Copy out every line that contains "JSON".
>> begin Exercise inputs
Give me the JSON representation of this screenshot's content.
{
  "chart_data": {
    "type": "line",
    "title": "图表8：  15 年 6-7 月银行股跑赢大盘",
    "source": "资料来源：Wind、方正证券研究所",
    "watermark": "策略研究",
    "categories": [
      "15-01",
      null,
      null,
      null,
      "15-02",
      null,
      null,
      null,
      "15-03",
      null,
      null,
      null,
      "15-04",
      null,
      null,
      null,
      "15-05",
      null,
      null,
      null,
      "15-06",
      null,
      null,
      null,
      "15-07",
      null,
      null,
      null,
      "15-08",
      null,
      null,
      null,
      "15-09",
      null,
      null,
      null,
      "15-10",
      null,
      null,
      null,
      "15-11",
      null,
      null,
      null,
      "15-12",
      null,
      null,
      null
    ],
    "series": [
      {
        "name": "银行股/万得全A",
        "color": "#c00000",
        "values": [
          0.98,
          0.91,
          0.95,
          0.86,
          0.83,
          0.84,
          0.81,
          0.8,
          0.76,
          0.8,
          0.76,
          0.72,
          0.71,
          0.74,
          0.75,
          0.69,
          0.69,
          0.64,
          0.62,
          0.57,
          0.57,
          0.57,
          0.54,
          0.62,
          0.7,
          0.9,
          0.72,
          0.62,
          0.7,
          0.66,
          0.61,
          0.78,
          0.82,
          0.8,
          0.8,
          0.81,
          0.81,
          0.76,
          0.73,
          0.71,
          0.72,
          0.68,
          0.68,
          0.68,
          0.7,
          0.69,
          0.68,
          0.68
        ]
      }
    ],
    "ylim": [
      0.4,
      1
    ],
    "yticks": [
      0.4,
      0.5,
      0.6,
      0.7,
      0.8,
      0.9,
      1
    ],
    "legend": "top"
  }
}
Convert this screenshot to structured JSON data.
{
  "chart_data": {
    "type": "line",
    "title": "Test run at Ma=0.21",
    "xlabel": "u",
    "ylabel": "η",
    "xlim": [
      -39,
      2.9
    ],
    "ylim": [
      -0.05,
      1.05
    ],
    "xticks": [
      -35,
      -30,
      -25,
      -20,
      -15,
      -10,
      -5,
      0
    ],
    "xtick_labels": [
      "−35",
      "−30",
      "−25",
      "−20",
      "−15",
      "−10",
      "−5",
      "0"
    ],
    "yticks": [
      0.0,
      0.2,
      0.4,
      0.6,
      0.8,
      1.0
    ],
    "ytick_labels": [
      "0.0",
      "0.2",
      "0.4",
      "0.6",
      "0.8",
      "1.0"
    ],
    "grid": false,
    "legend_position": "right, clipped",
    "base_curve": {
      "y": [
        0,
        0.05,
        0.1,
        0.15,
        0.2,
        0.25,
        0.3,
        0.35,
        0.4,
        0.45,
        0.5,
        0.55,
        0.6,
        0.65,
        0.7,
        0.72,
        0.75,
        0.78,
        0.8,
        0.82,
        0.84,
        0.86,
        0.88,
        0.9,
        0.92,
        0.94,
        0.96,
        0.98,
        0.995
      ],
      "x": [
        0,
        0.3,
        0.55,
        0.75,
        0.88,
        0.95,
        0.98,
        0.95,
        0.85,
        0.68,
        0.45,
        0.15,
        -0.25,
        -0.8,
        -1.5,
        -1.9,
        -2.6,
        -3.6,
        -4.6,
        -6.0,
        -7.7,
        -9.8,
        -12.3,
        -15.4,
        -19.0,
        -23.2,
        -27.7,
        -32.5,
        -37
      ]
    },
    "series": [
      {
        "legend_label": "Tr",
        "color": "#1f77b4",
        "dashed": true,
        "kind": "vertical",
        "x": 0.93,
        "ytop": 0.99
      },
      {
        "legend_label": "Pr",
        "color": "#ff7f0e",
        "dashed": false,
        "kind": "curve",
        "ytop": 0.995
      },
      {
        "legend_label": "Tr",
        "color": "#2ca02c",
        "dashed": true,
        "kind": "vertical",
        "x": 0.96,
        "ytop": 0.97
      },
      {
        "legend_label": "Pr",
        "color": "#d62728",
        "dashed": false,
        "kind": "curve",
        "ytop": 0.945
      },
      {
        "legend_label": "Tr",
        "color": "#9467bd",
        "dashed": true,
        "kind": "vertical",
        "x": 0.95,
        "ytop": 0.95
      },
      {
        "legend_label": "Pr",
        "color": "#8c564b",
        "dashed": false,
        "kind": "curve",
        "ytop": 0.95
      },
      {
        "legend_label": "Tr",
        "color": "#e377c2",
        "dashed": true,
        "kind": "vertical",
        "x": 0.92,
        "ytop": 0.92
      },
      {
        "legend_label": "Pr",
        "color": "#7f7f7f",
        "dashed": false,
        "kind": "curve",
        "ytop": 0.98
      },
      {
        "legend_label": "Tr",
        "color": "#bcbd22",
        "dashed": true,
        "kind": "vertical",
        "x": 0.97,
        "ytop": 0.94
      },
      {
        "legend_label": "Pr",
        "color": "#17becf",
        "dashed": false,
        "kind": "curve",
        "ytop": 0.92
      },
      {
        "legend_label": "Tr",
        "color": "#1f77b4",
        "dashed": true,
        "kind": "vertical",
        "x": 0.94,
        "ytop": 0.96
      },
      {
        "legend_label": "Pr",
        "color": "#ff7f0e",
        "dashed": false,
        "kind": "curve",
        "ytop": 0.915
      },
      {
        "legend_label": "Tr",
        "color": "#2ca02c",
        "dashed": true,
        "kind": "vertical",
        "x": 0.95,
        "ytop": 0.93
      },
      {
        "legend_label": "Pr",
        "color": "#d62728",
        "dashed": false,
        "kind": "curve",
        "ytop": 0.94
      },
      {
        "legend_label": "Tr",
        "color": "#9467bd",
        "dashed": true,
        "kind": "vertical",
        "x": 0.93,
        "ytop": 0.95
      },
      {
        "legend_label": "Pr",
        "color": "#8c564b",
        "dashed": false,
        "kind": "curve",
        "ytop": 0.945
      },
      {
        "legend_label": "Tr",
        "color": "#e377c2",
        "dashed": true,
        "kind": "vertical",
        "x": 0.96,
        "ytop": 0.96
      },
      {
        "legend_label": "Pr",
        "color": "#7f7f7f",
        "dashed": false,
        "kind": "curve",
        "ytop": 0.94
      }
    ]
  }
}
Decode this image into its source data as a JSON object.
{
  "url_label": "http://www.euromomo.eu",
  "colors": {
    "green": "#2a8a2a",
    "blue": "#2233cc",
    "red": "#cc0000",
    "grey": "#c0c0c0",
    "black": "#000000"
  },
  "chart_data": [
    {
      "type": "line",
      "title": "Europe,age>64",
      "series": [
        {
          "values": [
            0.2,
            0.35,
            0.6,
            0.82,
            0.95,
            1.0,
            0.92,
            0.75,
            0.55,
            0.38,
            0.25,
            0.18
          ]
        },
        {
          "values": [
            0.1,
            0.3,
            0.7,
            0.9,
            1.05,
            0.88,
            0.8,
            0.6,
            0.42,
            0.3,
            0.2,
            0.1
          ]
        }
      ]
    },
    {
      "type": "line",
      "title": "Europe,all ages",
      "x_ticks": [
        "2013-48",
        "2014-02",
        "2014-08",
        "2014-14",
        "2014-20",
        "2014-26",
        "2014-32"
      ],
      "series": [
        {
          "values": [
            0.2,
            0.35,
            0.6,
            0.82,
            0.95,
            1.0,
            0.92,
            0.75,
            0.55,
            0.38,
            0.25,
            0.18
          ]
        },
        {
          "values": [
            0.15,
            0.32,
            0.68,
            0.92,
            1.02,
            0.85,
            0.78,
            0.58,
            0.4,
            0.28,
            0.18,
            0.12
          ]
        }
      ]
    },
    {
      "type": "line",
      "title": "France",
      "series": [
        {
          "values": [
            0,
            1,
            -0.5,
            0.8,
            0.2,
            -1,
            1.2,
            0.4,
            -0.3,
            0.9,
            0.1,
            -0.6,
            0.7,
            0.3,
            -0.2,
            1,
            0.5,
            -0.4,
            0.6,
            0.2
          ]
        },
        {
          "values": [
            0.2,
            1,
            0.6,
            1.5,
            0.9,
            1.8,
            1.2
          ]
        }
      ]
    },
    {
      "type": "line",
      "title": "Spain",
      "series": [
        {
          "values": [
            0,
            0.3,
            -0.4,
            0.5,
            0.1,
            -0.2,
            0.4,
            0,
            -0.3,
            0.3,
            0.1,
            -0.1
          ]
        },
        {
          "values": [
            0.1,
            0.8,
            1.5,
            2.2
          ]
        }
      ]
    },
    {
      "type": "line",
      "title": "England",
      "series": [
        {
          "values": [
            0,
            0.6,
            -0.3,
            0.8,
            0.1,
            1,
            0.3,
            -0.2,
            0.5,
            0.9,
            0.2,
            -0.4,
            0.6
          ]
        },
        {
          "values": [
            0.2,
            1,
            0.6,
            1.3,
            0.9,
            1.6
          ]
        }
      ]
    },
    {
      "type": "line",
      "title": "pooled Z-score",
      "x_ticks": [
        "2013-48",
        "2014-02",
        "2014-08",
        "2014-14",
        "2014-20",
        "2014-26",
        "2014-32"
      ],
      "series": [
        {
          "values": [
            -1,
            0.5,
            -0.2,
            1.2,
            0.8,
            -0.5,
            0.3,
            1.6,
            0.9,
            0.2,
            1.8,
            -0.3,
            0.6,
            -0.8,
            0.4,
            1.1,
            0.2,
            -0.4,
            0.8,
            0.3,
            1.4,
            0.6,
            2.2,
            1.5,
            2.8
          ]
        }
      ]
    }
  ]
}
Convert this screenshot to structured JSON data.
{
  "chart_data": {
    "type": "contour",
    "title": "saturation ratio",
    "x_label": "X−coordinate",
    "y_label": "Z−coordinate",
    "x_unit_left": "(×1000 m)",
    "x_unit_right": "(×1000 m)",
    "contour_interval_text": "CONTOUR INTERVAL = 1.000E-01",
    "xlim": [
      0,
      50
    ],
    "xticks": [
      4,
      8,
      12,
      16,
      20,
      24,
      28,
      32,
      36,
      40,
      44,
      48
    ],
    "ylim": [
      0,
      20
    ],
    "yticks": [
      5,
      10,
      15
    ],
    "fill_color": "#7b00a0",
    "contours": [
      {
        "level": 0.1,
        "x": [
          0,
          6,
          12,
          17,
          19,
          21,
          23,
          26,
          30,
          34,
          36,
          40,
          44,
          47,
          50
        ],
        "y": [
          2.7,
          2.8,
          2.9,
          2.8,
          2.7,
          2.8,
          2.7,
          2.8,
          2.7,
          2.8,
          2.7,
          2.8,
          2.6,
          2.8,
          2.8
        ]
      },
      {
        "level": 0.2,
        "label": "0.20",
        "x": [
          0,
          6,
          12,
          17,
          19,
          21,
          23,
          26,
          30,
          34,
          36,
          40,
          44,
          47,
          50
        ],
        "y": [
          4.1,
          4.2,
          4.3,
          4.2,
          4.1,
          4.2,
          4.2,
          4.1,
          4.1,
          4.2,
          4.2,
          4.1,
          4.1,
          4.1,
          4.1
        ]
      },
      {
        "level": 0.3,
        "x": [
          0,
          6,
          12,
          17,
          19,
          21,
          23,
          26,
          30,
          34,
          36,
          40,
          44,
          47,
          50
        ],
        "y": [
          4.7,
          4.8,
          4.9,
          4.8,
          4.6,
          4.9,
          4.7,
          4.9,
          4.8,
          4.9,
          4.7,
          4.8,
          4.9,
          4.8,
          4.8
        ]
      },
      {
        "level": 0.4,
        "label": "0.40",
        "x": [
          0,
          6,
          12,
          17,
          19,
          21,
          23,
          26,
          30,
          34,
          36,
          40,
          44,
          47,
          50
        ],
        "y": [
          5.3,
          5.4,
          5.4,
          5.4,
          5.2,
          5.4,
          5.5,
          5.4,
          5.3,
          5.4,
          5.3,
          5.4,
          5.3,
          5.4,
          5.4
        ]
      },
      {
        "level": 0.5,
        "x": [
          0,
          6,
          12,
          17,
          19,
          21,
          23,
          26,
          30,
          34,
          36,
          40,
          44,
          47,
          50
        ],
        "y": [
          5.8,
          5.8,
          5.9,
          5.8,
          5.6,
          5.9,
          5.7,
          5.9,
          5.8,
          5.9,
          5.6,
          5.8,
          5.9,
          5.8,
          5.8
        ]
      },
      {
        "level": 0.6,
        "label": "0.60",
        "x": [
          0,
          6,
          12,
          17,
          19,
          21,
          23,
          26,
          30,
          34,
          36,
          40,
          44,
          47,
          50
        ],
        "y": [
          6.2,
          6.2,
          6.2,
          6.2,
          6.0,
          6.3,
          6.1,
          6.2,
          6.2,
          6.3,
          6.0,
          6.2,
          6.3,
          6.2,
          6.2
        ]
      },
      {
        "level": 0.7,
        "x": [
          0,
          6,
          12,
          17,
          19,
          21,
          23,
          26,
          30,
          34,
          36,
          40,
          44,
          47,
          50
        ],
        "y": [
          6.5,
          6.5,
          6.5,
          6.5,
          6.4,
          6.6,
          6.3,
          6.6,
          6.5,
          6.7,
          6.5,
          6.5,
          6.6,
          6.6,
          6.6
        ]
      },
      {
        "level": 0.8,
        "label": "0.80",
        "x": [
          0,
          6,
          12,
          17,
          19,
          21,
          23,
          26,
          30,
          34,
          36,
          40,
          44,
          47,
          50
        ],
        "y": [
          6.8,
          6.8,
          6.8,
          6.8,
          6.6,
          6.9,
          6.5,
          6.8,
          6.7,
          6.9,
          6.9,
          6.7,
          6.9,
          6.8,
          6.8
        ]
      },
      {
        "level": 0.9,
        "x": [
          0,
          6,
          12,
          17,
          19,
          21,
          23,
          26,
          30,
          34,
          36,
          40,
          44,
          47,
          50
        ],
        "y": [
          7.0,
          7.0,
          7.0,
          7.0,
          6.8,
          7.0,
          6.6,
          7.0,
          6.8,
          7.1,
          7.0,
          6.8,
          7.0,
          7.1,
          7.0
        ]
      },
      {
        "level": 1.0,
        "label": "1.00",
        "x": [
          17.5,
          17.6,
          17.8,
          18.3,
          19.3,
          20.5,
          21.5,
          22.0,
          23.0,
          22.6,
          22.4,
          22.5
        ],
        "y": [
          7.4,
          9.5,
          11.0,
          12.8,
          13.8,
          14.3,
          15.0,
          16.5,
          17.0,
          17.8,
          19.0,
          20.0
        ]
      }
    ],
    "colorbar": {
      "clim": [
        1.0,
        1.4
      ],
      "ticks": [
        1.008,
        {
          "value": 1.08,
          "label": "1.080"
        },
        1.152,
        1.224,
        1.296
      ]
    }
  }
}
>> end Exercise inputs
Complete answer:
Give me the JSON representation of this screenshot's content.
Convert this screenshot to structured JSON data.
Decode this image into its source data as a JSON object.
Convert this screenshot to structured JSON data.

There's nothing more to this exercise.